Report only the number of lines in the records that contain the word "screenshot".

:: ITEMS

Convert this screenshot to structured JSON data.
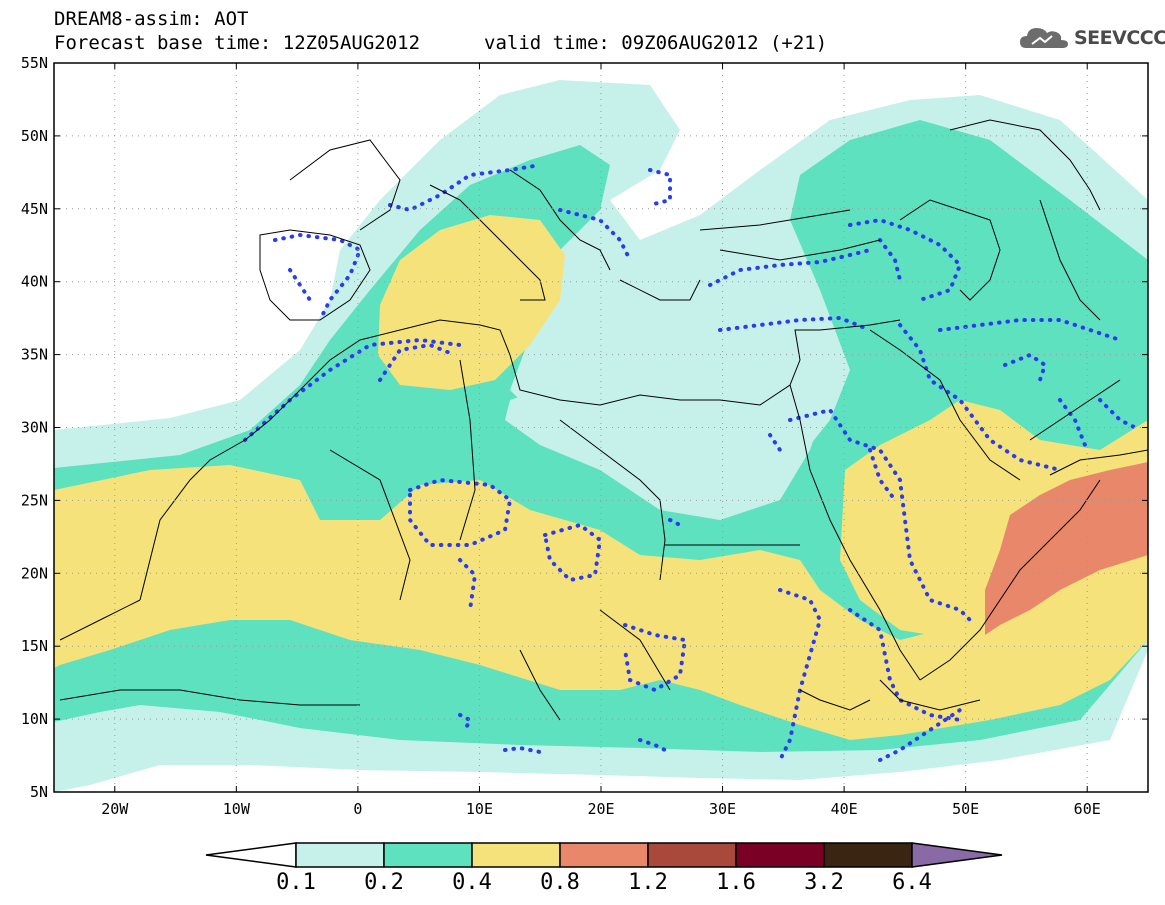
{
  "header": {
    "title": "DREAM8-assim: AOT",
    "base_time": "Forecast base time: 12Z05AUG2012",
    "valid_time": "valid time: 09Z06AUG2012 (+21)"
  },
  "logo": {
    "text": "SEEVCCC",
    "icon": "cloud-icon"
  },
  "map": {
    "lon_range": [
      -25,
      65
    ],
    "lat_range": [
      5,
      55
    ],
    "gridlines": "dotted",
    "lat_ticks": [
      "5N",
      "10N",
      "15N",
      "20N",
      "25N",
      "30N",
      "35N",
      "40N",
      "45N",
      "50N",
      "55N"
    ],
    "lon_ticks": [
      "20W",
      "10W",
      "0",
      "10E",
      "20E",
      "30E",
      "40E",
      "50E",
      "60E"
    ]
  },
  "colorbar": {
    "labels": [
      "0.1",
      "0.2",
      "0.4",
      "0.8",
      "1.2",
      "1.6",
      "3.2",
      "6.4"
    ],
    "colors": [
      "#ffffff",
      "#c6f1ea",
      "#5ee1bf",
      "#f5e27a",
      "#e8876a",
      "#a9493b",
      "#7a0026",
      "#3a2512",
      "#8a6aa6"
    ]
  }
}
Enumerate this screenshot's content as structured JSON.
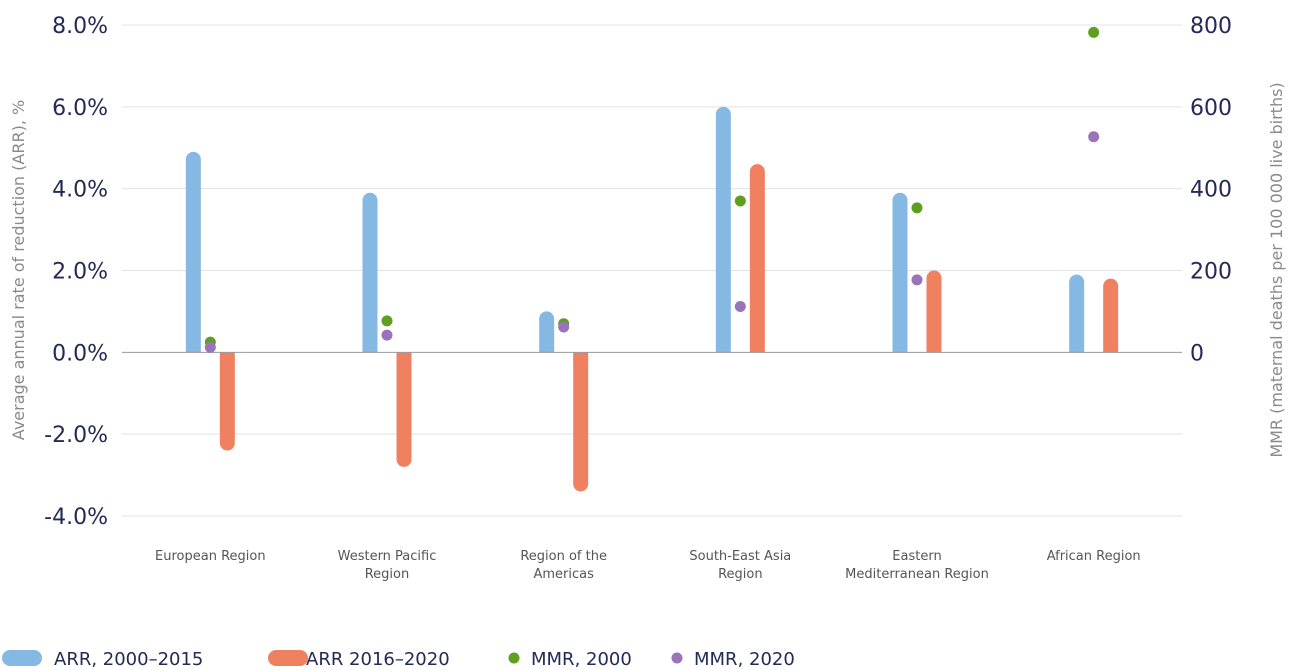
{
  "chart_data": {
    "type": "bar",
    "categories": [
      [
        "European Region"
      ],
      [
        "Western Pacific",
        "Region"
      ],
      [
        "Region of the",
        "Americas"
      ],
      [
        "South-East Asia",
        "Region"
      ],
      [
        "Eastern",
        "Mediterranean Region"
      ],
      [
        "African Region"
      ]
    ],
    "series": [
      {
        "name": "ARR, 2000–2015",
        "kind": "bar",
        "axis": "left",
        "color": "#85b8e3",
        "values": [
          4.9,
          3.9,
          1.0,
          6.0,
          3.9,
          1.9
        ]
      },
      {
        "name": "ARR 2016–2020",
        "kind": "bar",
        "axis": "left",
        "color": "#f08160",
        "values": [
          -2.4,
          -2.8,
          -3.4,
          4.6,
          2.0,
          1.8
        ]
      },
      {
        "name": "MMR, 2000",
        "kind": "dot",
        "axis": "right",
        "color": "#5f9f1f",
        "values": [
          25,
          77,
          70,
          370,
          353,
          782
        ]
      },
      {
        "name": "MMR, 2020",
        "kind": "dot",
        "axis": "right",
        "color": "#9a74b8",
        "values": [
          12,
          42,
          62,
          112,
          177,
          527
        ]
      }
    ],
    "ylabel": "Average annual rate of reduction (ARR), %",
    "ylabel_right": "MMR (maternal deaths per 100 000 live births)",
    "ylim": [
      -4,
      8
    ],
    "yticks": [
      "8.0%",
      "6.0%",
      "4.0%",
      "2.0%",
      "0.0%",
      "-2.0%",
      "-4.0%"
    ],
    "ytick_values": [
      8,
      6,
      4,
      2,
      0,
      -2,
      -4
    ],
    "ylim_right": [
      -400,
      800
    ],
    "yticks_right": [
      "800",
      "600",
      "400",
      "200",
      "0"
    ],
    "ytick_right_values": [
      800,
      600,
      400,
      200,
      0
    ],
    "grid": true,
    "legend_position": "bottom-left"
  }
}
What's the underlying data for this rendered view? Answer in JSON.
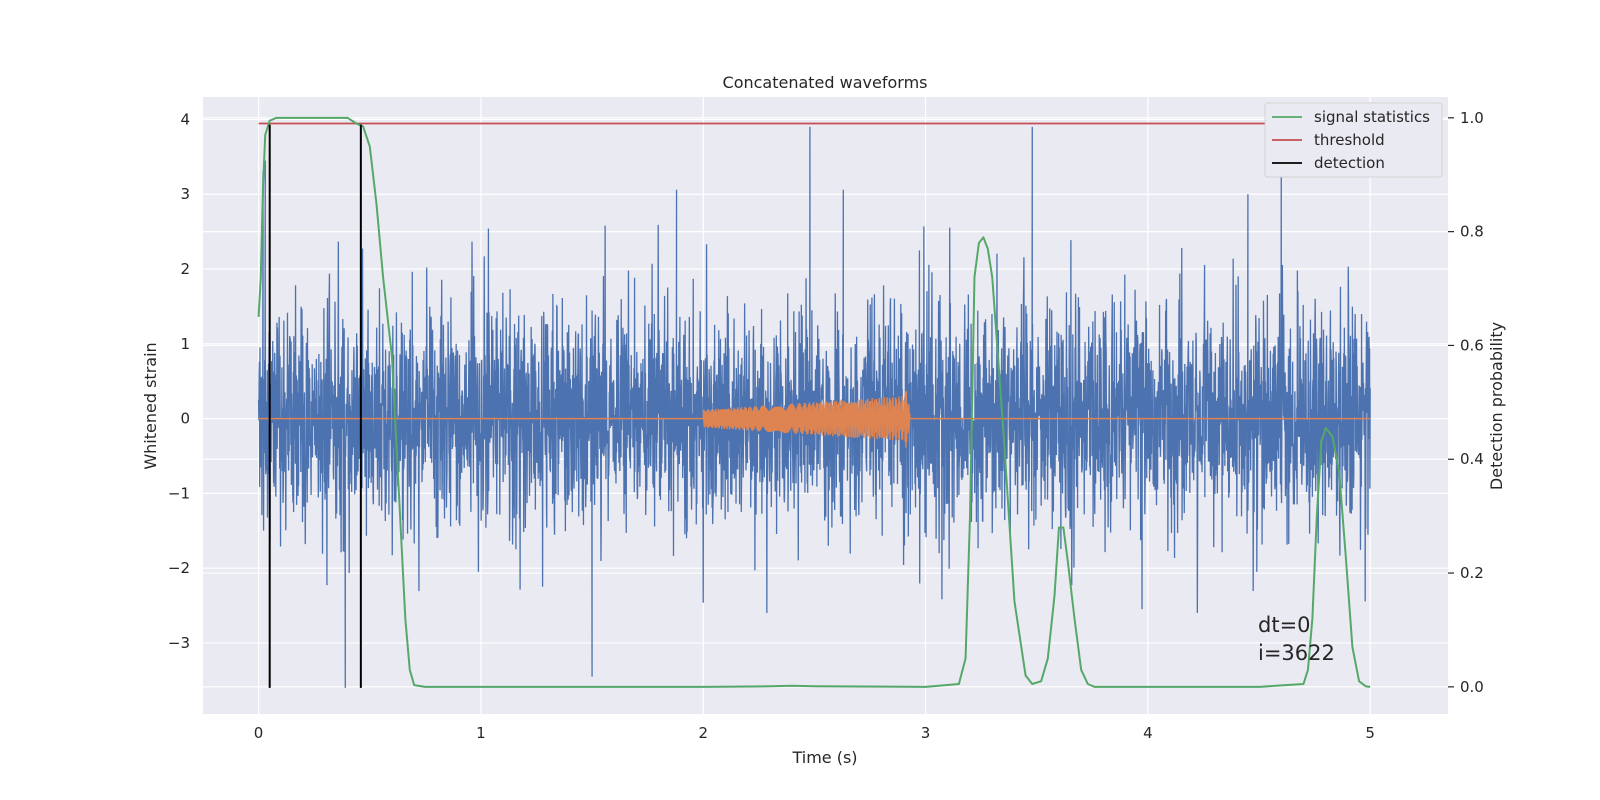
{
  "chart_data": {
    "type": "line",
    "title": "Concatenated waveforms",
    "xlabel": "Time (s)",
    "ylabel": "Whitened strain",
    "y2label": "Detection probability",
    "xlim": [
      -0.25,
      5.35
    ],
    "ylim": [
      -3.95,
      4.3
    ],
    "y2lim": [
      -0.0477,
      1.0366
    ],
    "xticks": [
      0,
      1,
      2,
      3,
      4,
      5
    ],
    "yticks": [
      -3,
      -2,
      -1,
      0,
      1,
      2,
      3,
      4
    ],
    "y2ticks": [
      0.0,
      0.2,
      0.4,
      0.6,
      0.8,
      1.0
    ],
    "xtick_labels": [
      "0",
      "1",
      "2",
      "3",
      "4",
      "5"
    ],
    "ytick_labels": [
      "−3",
      "−2",
      "−1",
      "0",
      "1",
      "2",
      "3",
      "4"
    ],
    "y2tick_labels": [
      "0.0",
      "0.2",
      "0.4",
      "0.6",
      "0.8",
      "1.0"
    ],
    "grid": true,
    "legend_position": "top-right",
    "annotation": [
      "dt=0",
      "i=3622"
    ],
    "colors": {
      "noise": "#4c72b0",
      "injection": "#dd8452",
      "signal_statistics": "#55a868",
      "threshold": "#c44e52",
      "detection": "#000000",
      "plot_bg": "#eaeaf2",
      "grid": "#ffffff"
    },
    "series": [
      {
        "name": "signal statistics",
        "axis": "right",
        "x": [
          0.0,
          0.01,
          0.02,
          0.03,
          0.05,
          0.08,
          0.12,
          0.2,
          0.3,
          0.4,
          0.44,
          0.47,
          0.5,
          0.53,
          0.56,
          0.6,
          0.63,
          0.66,
          0.68,
          0.7,
          0.75,
          1.0,
          1.5,
          2.0,
          2.3,
          2.4,
          2.5,
          3.0,
          3.15,
          3.18,
          3.2,
          3.22,
          3.24,
          3.26,
          3.28,
          3.3,
          3.35,
          3.4,
          3.45,
          3.48,
          3.52,
          3.55,
          3.58,
          3.6,
          3.62,
          3.64,
          3.67,
          3.7,
          3.73,
          3.76,
          3.8,
          4.0,
          4.5,
          4.7,
          4.72,
          4.74,
          4.76,
          4.78,
          4.8,
          4.83,
          4.86,
          4.89,
          4.92,
          4.95,
          4.98,
          5.0
        ],
        "y": [
          0.65,
          0.72,
          0.88,
          0.97,
          0.995,
          1.0,
          1.0,
          1.0,
          1.0,
          1.0,
          0.99,
          0.985,
          0.95,
          0.85,
          0.72,
          0.58,
          0.35,
          0.12,
          0.03,
          0.003,
          0.0,
          0.0,
          0.0,
          0.0,
          0.001,
          0.002,
          0.001,
          0.0,
          0.005,
          0.05,
          0.3,
          0.72,
          0.78,
          0.79,
          0.77,
          0.72,
          0.45,
          0.15,
          0.02,
          0.005,
          0.01,
          0.05,
          0.16,
          0.28,
          0.28,
          0.22,
          0.12,
          0.03,
          0.005,
          0.0,
          0.0,
          0.0,
          0.0,
          0.005,
          0.03,
          0.12,
          0.3,
          0.43,
          0.455,
          0.44,
          0.38,
          0.23,
          0.07,
          0.01,
          0.001,
          0.0
        ]
      },
      {
        "name": "threshold",
        "axis": "right",
        "x": [
          0.0,
          5.0
        ],
        "y": [
          0.99,
          0.99
        ]
      },
      {
        "name": "detection",
        "axis": "left",
        "segments": [
          {
            "x": 0.05,
            "y": [
              -3.6,
              3.93
            ]
          },
          {
            "x": 0.46,
            "y": [
              -3.6,
              3.93
            ]
          }
        ]
      },
      {
        "name": "",
        "role": "injection waveform",
        "axis": "left",
        "x": [
          0.0,
          2.0,
          2.0,
          2.9,
          2.92,
          2.93,
          5.0
        ],
        "amplitude_envelope": [
          0.0,
          0.0,
          0.12,
          0.3,
          0.45,
          0.0,
          0.0
        ]
      },
      {
        "name": "",
        "role": "whitened strain noise",
        "axis": "left",
        "x_range": [
          0.0,
          5.0
        ],
        "typical_amplitude": 1.0,
        "peak_values": [
          {
            "x": 0.02,
            "y": 3.3
          },
          {
            "x": 0.03,
            "y": 3.45
          },
          {
            "x": 0.39,
            "y": -3.6
          },
          {
            "x": 1.5,
            "y": -3.45
          },
          {
            "x": 1.88,
            "y": 3.06
          },
          {
            "x": 2.48,
            "y": 3.9
          },
          {
            "x": 2.63,
            "y": 3.06
          },
          {
            "x": 3.48,
            "y": 3.9
          },
          {
            "x": 4.6,
            "y": 3.33
          },
          {
            "x": 4.45,
            "y": 3.0
          }
        ]
      }
    ]
  }
}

::::

• [EXERCISE RESPONSE]:
2